= TASK DATA =
┄┄┄┄┄┄┄┄┄┄┄┄┄┄┄┄┄┄┄┄

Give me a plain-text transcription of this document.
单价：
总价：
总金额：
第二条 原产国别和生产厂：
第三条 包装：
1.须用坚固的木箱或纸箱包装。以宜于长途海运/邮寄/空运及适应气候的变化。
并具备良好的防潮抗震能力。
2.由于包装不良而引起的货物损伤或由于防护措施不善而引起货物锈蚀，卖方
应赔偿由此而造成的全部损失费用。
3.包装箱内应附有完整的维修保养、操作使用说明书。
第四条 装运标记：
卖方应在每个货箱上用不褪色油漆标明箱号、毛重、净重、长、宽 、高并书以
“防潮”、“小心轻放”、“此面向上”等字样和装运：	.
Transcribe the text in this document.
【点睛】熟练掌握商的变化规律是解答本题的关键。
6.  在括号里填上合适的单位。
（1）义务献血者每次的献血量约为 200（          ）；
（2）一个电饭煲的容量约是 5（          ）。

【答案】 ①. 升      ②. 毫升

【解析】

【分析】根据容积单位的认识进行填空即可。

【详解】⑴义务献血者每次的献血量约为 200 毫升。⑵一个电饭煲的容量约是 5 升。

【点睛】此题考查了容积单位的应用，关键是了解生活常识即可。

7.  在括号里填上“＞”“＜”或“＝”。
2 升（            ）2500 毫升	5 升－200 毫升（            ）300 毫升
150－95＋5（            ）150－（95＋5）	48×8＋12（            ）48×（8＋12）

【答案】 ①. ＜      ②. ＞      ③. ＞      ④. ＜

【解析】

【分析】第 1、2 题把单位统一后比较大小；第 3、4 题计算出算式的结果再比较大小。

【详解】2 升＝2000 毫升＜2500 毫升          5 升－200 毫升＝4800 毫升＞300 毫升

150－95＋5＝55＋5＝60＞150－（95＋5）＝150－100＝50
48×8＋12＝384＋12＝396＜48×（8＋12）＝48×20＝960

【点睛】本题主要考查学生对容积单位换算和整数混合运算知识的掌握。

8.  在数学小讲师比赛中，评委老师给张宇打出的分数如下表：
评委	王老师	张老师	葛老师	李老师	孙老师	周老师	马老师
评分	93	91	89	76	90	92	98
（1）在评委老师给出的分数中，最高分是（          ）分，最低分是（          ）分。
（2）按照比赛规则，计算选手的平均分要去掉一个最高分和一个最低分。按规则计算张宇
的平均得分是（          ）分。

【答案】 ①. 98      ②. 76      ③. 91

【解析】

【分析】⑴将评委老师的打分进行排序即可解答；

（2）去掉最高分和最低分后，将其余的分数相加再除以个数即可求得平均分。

┄┄┄┄┄┄┄┄┄┄┄┄┄┄┄┄┄┄┄┄

= YOUR OBJECTIVE =
Every line of the data above should be copied exactly.

= SOLVED EXERCISE =
Give me a plain-text transcription of this document.
单价：
总价：
总金额：
第二条 原产国别和生产厂：
第三条 包装：
1.须用坚固的木箱或纸箱包装。以宜于长途海运/邮寄/空运及适应气候的变化。
并具备良好的防潮抗震能力。
2.由于包装不良而引起的货物损伤或由于防护措施不善而引起货物锈蚀，卖方
应赔偿由此而造成的全部损失费用。
3.包装箱内应附有完整的维修保养、操作使用说明书。
第四条 装运标记：
卖方应在每个货箱上用不褪色油漆标明箱号、毛重、净重、长、宽 、高并书以
“防潮”、“小心轻放”、“此面向上”等字样和装运：	.
Transcribe the text in this document.
【点睛】熟练掌握商的变化规律是解答本题的关键。
6.  在括号里填上合适的单位。
（1）义务献血者每次的献血量约为 200（          ）；
（2）一个电饭煲的容量约是 5（          ）。

【答案】 ①. 升      ②. 毫升

【解析】

【分析】根据容积单位的认识进行填空即可。

【详解】⑴义务献血者每次的献血量约为 200 毫升。⑵一个电饭煲的容量约是 5 升。

【点睛】此题考查了容积单位的应用，关键是了解生活常识即可。

7.  在括号里填上“＞”“＜”或“＝”。
2 升（            ）2500 毫升	5 升－200 毫升（            ）300 毫升
150－95＋5（            ）150－（95＋5）	48×8＋12（            ）48×（8＋12）

【答案】 ①. ＜      ②. ＞      ③. ＞      ④. ＜

【解析】

【分析】第 1、2 题把单位统一后比较大小；第 3、4 题计算出算式的结果再比较大小。

【详解】2 升＝2000 毫升＜2500 毫升          5 升－200 毫升＝4800 毫升＞300 毫升

150－95＋5＝55＋5＝60＞150－（95＋5）＝150－100＝50
48×8＋12＝384＋12＝396＜48×（8＋12）＝48×20＝960

【点睛】本题主要考查学生对容积单位换算和整数混合运算知识的掌握。

8.  在数学小讲师比赛中，评委老师给张宇打出的分数如下表：
评委	王老师	张老师	葛老师	李老师	孙老师	周老师	马老师
评分	93	91	89	76	90	92	98
（1）在评委老师给出的分数中，最高分是（          ）分，最低分是（          ）分。
（2）按照比赛规则，计算选手的平均分要去掉一个最高分和一个最低分。按规则计算张宇
的平均得分是（          ）分。

【答案】 ①. 98      ②. 76      ③. 91

【解析】

【分析】⑴将评委老师的打分进行排序即可解答；

（2）去掉最高分和最低分后，将其余的分数相加再除以个数即可求得平均分。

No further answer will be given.